Saved entries:
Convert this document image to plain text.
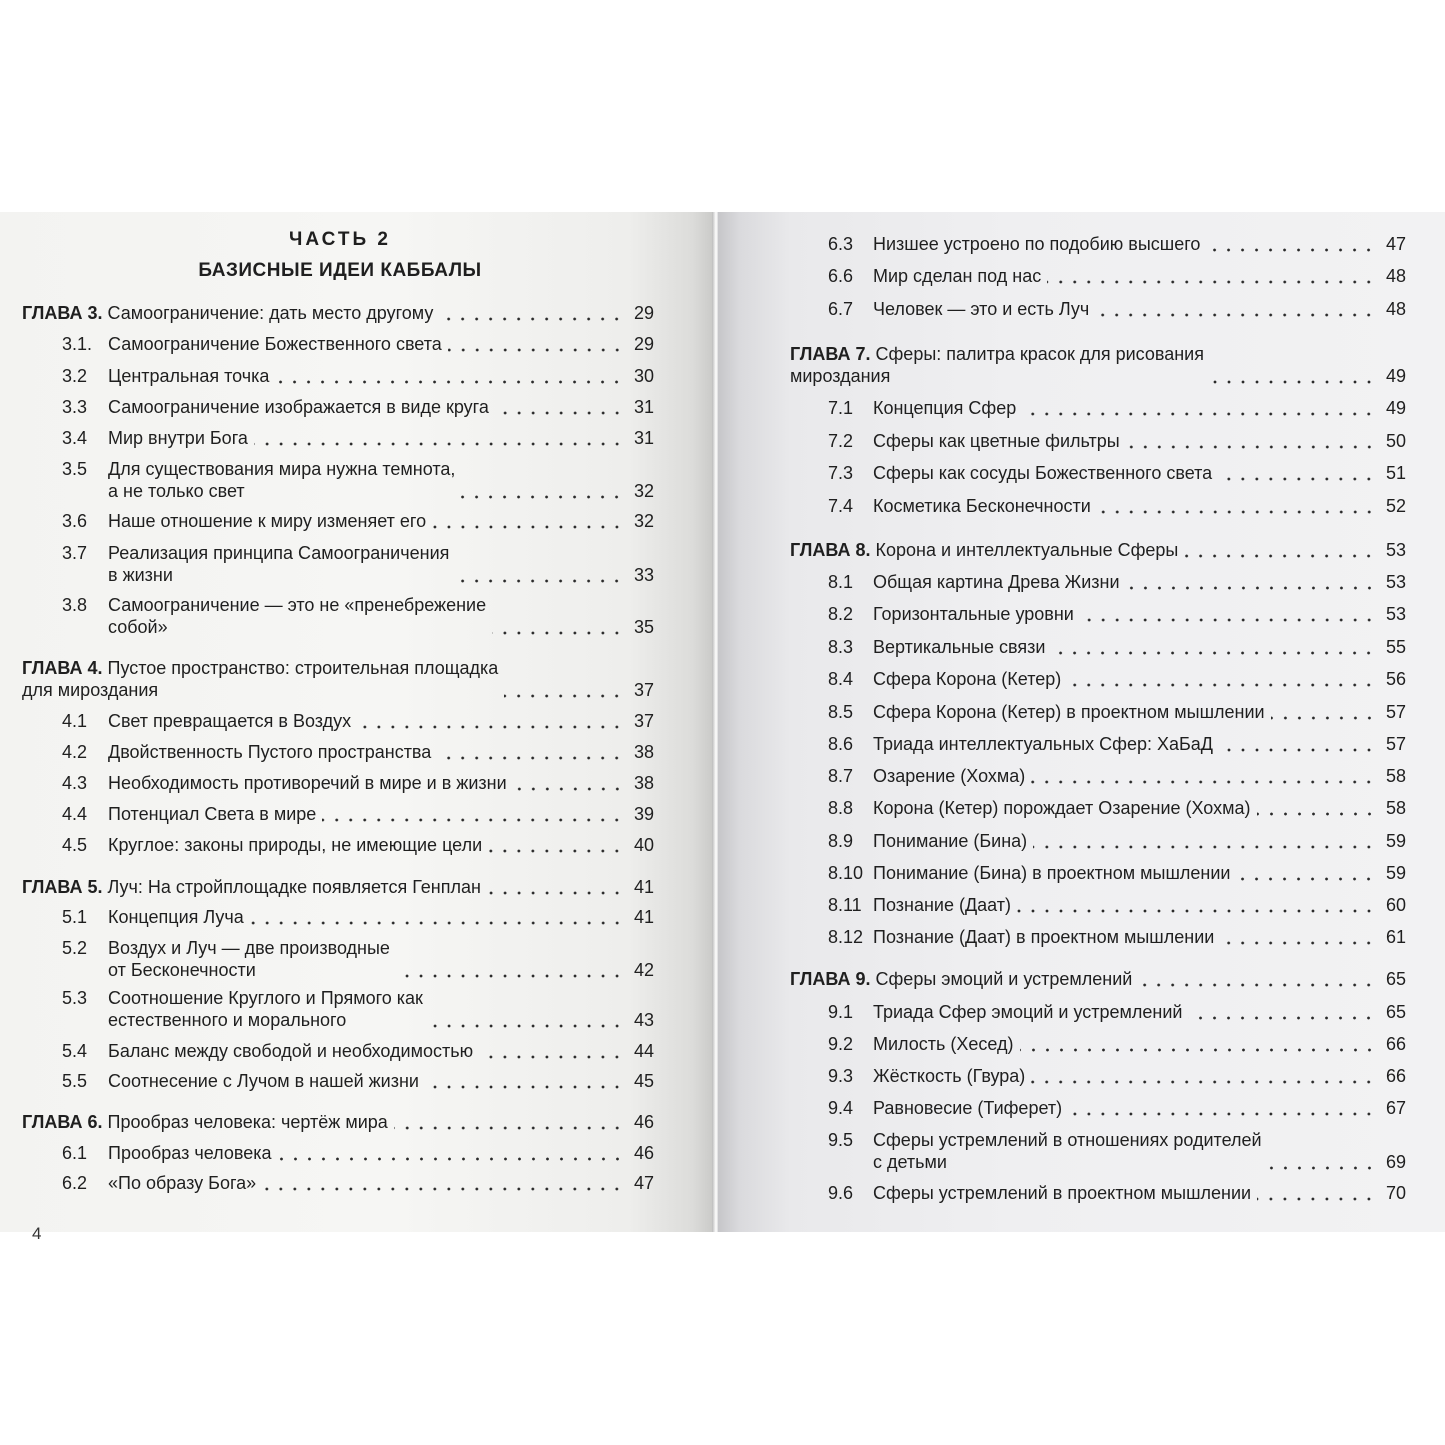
ЧАСТЬ 2
БАЗИСНЫЕ ИДЕИ КАББАЛЫ
ГЛАВА 3. Самоограничение: дать место другому	29
3.1. Самоограничение Божественного света	29
3.2	Центральная точка	30
3.3	Самоограничение изображается в виде круга	31
3.4	Мир внутри Бога	31
3.5	Для существования мира нужна темнота,
а не только свет	32
3.6	Наше отношение к миру изменяет его	32
3.7	Реализация принципа Самоограничения
в жизни	33
3.8	Самоограничение — это не «пренебрежение
собой»	35
ГЛАВА 4. Пустое пространство: строительная площадка
для мироздания	37
4.1	Свет превращается в Воздух	37
4.2	Двойственность Пустого пространства	38
4.3	Необходимость противоречий в мире и в жизни	38
4.4	Потенциал Света в мире	39
4.5	Круглое: законы природы, не имеющие цели	40
ГЛАВА 5. Луч: На стройплощадке появляется Генплан	41
5.1	Концепция Луча	41
5.2	Воздух и Луч — две производные
от Бесконечности	42
5.3	Соотношение Круглого и Прямого как
естественного и морального	43
5.4	Баланс между свободой и необходимостью	44
5.5	Соотнесение с Лучом в нашей жизни	45
ГЛАВА 6. Прообраз человека: чертёж мира	46
6.1	Прообраз человека	46
6.2	«По образу Бога»	47
4
6.3	Низшее устроено по подобию высшего	47
6.6	Мир сделан под нас	48
6.7	Человек — это и есть Луч	48
ГЛАВА 7. Сферы: палитра красок для рисования
мироздания	49
7.1	Концепция Сфер	49
7.2	Сферы как цветные фильтры	50
7.3	Сферы как сосуды Божественного света	51
7.4	Косметика Бесконечности	52
ГЛАВА 8. Корона и интеллектуальные Сферы	53
8.1	Общая картина Древа Жизни	53
8.2	Горизонтальные уровни	53
8.3	Вертикальные связи	55
8.4	Сфера Корона (Кетер)	56
8.5	Сфера Корона (Кетер) в проектном мышлении	57
8.6	Триада интеллектуальных Сфер: ХаБаД	57
8.7	Озарение (Хохма)	58
8.8	Корона (Кетер) порождает Озарение (Хохма)	58
8.9	Понимание (Бина)	59
8.10 Понимание (Бина) в проектном мышлении	59
8.11 Познание (Даат)	60
8.12 Познание (Даат) в проектном мышлении	61
ГЛАВА 9. Сферы эмоций и устремлений	65
9.1	Триада Сфер эмоций и устремлений	65
9.2	Милость (Хесед)	66
9.3	Жёсткость (Гвура)	66
9.4	Равновесие (Тиферет)	67
9.5	Сферы устремлений в отношениях родителей
с детьми	69
9.6	Сферы устремлений в проектном мышлении	70
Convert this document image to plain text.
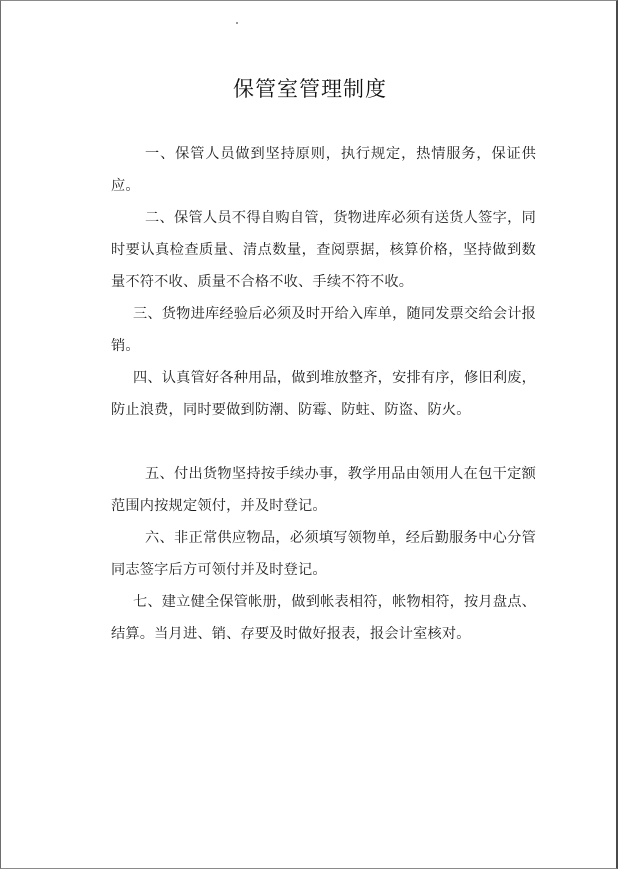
保管室管理制度

一、保管人员做到坚持原则，执行规定，热情服务，保证供应。

二、保管人员不得自购自管，货物进库必须有送货人签字，同时要认真检查质量、清点数量，查阅票据，核算价格，坚持做到数量不符不收、质量不合格不收、手续不符不收。

三、货物进库经验后必须及时开给入库单，随同发票交给会计报销。

四、认真管好各种用品，做到堆放整齐，安排有序，修旧利废，防止浪费，同时要做到防潮、防霉、防蛀、防盗、防火。

五、付出货物坚持按手续办事，教学用品由领用人在包干定额范围内按规定领付，并及时登记。

六、非正常供应物品，必须填写领物单，经后勤服务中心分管同志签字后方可领付并及时登记。

七、建立健全保管帐册，做到帐表相符，帐物相符，按月盘点、结算。当月进、销、存要及时做好报表，报会计室核对。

→ YOUR GOAL:
Write the lines above out again exactly, without any of their pictures.

→ CORRECT RESULT:
Convert this document image to plain text.
ЧАСТЬ 2
БАЗИСНЫЕ ИДЕИ КАББАЛЫ
ГЛАВА 3. Самоограничение: дать место другому	29
3.1. Самоограничение Божественного света	29
3.2	Центральная точка	30
3.3	Самоограничение изображается в виде круга	31
3.4	Мир внутри Бога	31
3.5	Для существования мира нужна темнота,
а не только свет	32
3.6	Наше отношение к миру изменяет его	32
3.7	Реализация принципа Самоограничения
в жизни	33
3.8	Самоограничение — это не «пренебрежение
собой»	35
ГЛАВА 4. Пустое пространство: строительная площадка
для мироздания	37
4.1	Свет превращается в Воздух	37
4.2	Двойственность Пустого пространства	38
4.3	Необходимость противоречий в мире и в жизни	38
4.4	Потенциал Света в мире	39
4.5	Круглое: законы природы, не имеющие цели	40
ГЛАВА 5. Луч: На стройплощадке появляется Генплан	41
5.1	Концепция Луча	41
5.2	Воздух и Луч — две производные
от Бесконечности	42
5.3	Соотношение Круглого и Прямого как
естественного и морального	43
5.4	Баланс между свободой и необходимостью	44
5.5	Соотнесение с Лучом в нашей жизни	45
ГЛАВА 6. Прообраз человека: чертёж мира	46
6.1	Прообраз человека	46
6.2	«По образу Бога»	47
4
6.3	Низшее устроено по подобию высшего	47
6.6	Мир сделан под нас	48
6.7	Человек — это и есть Луч	48
ГЛАВА 7. Сферы: палитра красок для рисования
мироздания	49
7.1	Концепция Сфер	49
7.2	Сферы как цветные фильтры	50
7.3	Сферы как сосуды Божественного света	51
7.4	Косметика Бесконечности	52
ГЛАВА 8. Корона и интеллектуальные Сферы	53
8.1	Общая картина Древа Жизни	53
8.2	Горизонтальные уровни	53
8.3	Вертикальные связи	55
8.4	Сфера Корона (Кетер)	56
8.5	Сфера Корона (Кетер) в проектном мышлении	57
8.6	Триада интеллектуальных Сфер: ХаБаД	57
8.7	Озарение (Хохма)	58
8.8	Корона (Кетер) порождает Озарение (Хохма)	58
8.9	Понимание (Бина)	59
8.10 Понимание (Бина) в проектном мышлении	59
8.11 Познание (Даат)	60
8.12 Познание (Даат) в проектном мышлении	61
ГЛАВА 9. Сферы эмоций и устремлений	65
9.1	Триада Сфер эмоций и устремлений	65
9.2	Милость (Хесед)	66
9.3	Жёсткость (Гвура)	66
9.4	Равновесие (Тиферет)	67
9.5	Сферы устремлений в отношениях родителей
с детьми	69
9.6	Сферы устремлений в проектном мышлении	70
Convert this document image to plain text.
保管室管理制度

一、保管人员做到坚持原则，执行规定，热情服务，保证供应。

二、保管人员不得自购自管，货物进库必须有送货人签字，同时要认真检查质量、清点数量，查阅票据，核算价格，坚持做到数量不符不收、质量不合格不收、手续不符不收。

三、货物进库经验后必须及时开给入库单，随同发票交给会计报销。

四、认真管好各种用品，做到堆放整齐，安排有序，修旧利废，防止浪费，同时要做到防潮、防霉、防蛀、防盗、防火。

五、付出货物坚持按手续办事，教学用品由领用人在包干定额范围内按规定领付，并及时登记。

六、非正常供应物品，必须填写领物单，经后勤服务中心分管同志签字后方可领付并及时登记。

七、建立健全保管帐册，做到帐表相符，帐物相符，按月盘点、结算。当月进、销、存要及时做好报表，报会计室核对。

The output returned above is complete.